• **Required action**
Answer these questions using the gamebook review.
1. How many worlds are there to visit, counting the Ziggurat World?
2. How many routes run through the final section on the Ziggurat World?
3. Where does this book fall in the series?

• **Provided passage**

****************************************

The Aleph itself uses (for the most part) two mechanics to determine how the trip progresses. The less common one is effectively your desire influencing it (Do you want to go home to Neuburg? Do you want to get straight to the point and go to the Ziggurat World? Will you place yourself at the mercy of the Aleph? Do you want someone to explain what all the stuff you’ve collected might be for?) but, more often than not, you move from one place to the next by rolling a dice. An even number sends you one way, an odd number another. This then opens out further along where any number from 1 to 6 can send you off in any of six possible directions. Which brings us to the first important feature of this book: there is no true path and it would be grossly unfair if there was one given that you have very limited control over your dimensional route, instead you can go in basically any direction and still have a chance of victory. Plus, even in the slightly more linear final section on the Ziggurat World there are still two routes through, both of which can lead to winning. It’s always nice to be given freedom to explore in gamebooks rather than analysing the map to find the author’s one true path and this is a welcome approach. Conversely, this also means that there are no essential items or information to find - although most items will make it a bit easier for you, you will not necessarily fail without any of them. Furthermore, the randomised nature of how the Aleph works means that no two playthroughs are ever likely to be the same and with 14 worlds to visit (including the Ziggurat World) there must be thousands of possible different routes through. This is clearly a very unique gamebook.

Another feature of this book is that it is very short on combats (assuming you do not decide to kill everything you meet, of course, as the option is there if you want to take it) and it is even possible to complete it without a single fight and/or by curtailing many of the fights if you do get into them. The idea of putting the overall concept over the tradition of fighting being essential to role-play is a mixed-bag and, on the one hand it is a refreshing change that makes you focus more on the ideas being presented, but it can make this feel like it isn’t really FIGHTING Fantasy as such. Whichever way you look at it, it’s different and new ideas were needed by the 45th book in the series so it is still a good thing. In a similar vein, the final showdown with Globus involves no combat at all, instead you need to use your cunning to defeat him based on a piece of detail that you can pick up along the way. Of course, you can still stumble across the solution without knowing the info by just picking the right option so, again, this can be completed whether you find the info or not.

****************************************

• **Records**

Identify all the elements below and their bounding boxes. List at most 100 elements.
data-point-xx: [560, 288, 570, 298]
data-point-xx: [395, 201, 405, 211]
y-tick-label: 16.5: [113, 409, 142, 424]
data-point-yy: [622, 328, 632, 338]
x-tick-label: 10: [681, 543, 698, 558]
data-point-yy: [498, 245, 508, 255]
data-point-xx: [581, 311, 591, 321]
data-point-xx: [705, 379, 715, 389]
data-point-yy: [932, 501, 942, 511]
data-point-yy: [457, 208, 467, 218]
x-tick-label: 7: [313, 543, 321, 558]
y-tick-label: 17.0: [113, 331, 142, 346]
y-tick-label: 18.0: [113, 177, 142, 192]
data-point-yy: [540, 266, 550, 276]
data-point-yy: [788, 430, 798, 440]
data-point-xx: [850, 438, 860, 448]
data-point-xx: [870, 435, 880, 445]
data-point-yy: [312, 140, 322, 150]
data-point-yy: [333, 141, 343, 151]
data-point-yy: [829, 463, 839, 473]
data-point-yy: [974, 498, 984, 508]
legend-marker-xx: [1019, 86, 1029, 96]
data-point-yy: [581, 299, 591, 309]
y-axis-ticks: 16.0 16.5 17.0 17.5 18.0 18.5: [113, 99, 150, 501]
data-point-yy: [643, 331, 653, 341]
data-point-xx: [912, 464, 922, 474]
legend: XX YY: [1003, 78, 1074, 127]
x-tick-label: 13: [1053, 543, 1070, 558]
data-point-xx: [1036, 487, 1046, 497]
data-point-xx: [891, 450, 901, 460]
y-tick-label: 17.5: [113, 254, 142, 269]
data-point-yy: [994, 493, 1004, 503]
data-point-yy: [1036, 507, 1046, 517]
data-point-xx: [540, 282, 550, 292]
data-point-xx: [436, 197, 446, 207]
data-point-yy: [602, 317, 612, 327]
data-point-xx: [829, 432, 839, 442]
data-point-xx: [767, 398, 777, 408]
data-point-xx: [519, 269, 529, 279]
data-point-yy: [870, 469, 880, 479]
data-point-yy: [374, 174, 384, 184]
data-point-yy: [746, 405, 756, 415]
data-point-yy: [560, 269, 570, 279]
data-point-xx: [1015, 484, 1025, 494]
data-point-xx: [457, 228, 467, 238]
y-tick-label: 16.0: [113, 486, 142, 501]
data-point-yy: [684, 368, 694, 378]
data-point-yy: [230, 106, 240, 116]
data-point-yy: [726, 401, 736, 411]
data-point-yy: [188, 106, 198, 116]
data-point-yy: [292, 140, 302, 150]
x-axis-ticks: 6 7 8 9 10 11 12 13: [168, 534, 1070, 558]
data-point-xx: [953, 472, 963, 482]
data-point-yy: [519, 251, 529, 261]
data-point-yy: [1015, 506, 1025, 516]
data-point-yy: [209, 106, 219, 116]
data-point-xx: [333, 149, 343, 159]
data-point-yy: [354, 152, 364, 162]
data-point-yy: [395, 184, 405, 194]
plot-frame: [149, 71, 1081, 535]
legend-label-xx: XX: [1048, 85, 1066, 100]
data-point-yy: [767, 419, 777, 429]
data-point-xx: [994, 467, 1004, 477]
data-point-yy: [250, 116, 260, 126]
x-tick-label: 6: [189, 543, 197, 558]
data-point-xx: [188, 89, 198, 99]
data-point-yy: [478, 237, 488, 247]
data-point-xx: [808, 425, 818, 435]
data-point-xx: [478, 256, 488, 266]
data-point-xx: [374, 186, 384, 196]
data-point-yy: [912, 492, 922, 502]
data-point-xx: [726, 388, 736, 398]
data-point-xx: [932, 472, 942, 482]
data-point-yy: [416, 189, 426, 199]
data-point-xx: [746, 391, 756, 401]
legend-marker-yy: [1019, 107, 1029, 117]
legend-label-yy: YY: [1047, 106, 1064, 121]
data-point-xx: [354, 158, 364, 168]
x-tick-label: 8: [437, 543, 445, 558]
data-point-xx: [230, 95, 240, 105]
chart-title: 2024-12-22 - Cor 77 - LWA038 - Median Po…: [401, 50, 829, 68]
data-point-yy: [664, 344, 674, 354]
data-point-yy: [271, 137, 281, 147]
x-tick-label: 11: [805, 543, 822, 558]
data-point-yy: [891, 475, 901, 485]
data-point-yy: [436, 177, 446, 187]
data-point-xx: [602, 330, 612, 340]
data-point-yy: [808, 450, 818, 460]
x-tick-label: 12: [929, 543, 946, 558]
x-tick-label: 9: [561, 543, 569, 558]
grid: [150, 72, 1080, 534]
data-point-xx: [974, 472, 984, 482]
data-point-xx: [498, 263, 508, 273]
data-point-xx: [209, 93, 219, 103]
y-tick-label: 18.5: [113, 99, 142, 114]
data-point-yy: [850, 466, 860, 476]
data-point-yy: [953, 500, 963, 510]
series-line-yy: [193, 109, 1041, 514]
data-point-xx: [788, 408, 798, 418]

****************************************

• **Answer to this task**
1. 14
2. Two
3. It is the 45th book.